All of the data that follows should be retyped exactly, please, except the pictures.

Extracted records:
===
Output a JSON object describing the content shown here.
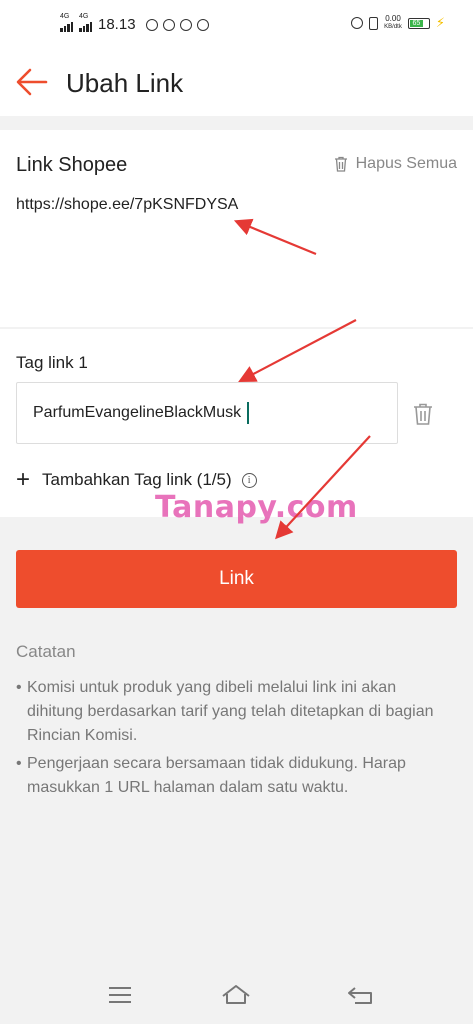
{
  "status_bar": {
    "network1": "4G",
    "network2": "4G",
    "time": "18.13",
    "speed": "0.00",
    "speed_unit": "KB/dtk",
    "battery": "65"
  },
  "header": {
    "title": "Ubah Link",
    "back_icon": "arrow-left-icon"
  },
  "link_section": {
    "label": "Link Shopee",
    "delete_all_label": "Hapus Semua",
    "url": "https://shope.ee/7pKSNFDYSA"
  },
  "tag_section": {
    "label": "Tag link 1",
    "value": "ParfumEvangelineBlackMusk",
    "add_label": "Tambahkan Tag link (1/5)"
  },
  "watermark": "Tanapy.com",
  "link_button": "Link",
  "notes": {
    "title": "Catatan",
    "items": [
      "Komisi untuk produk yang dibeli melalui link ini akan dihitung berdasarkan tarif yang telah ditetapkan di bagian Rincian Komisi.",
      "Pengerjaan secara bersamaan tidak didukung. Harap masukkan 1 URL halaman dalam satu waktu."
    ]
  },
  "colors": {
    "accent": "#ee4d2d",
    "annotation_arrow": "#e53935"
  }
}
===
Full output:
Output a JSON object describing the content shown here.
{
  "status_bar": {
    "network1": "4G",
    "network2": "4G",
    "time": "18.13",
    "speed": "0.00",
    "speed_unit": "KB/dtk",
    "battery": "65"
  },
  "header": {
    "title": "Ubah Link",
    "back_icon": "arrow-left-icon"
  },
  "link_section": {
    "label": "Link Shopee",
    "delete_all_label": "Hapus Semua",
    "url": "https://shope.ee/7pKSNFDYSA"
  },
  "tag_section": {
    "label": "Tag link 1",
    "value": "ParfumEvangelineBlackMusk",
    "add_label": "Tambahkan Tag link (1/5)"
  },
  "watermark": "Tanapy.com",
  "link_button": "Link",
  "notes": {
    "title": "Catatan",
    "items": [
      "Komisi untuk produk yang dibeli melalui link ini akan dihitung berdasarkan tarif yang telah ditetapkan di bagian Rincian Komisi.",
      "Pengerjaan secara bersamaan tidak didukung. Harap masukkan 1 URL halaman dalam satu waktu."
    ]
  },
  "colors": {
    "accent": "#ee4d2d",
    "annotation_arrow": "#e53935"
  }
}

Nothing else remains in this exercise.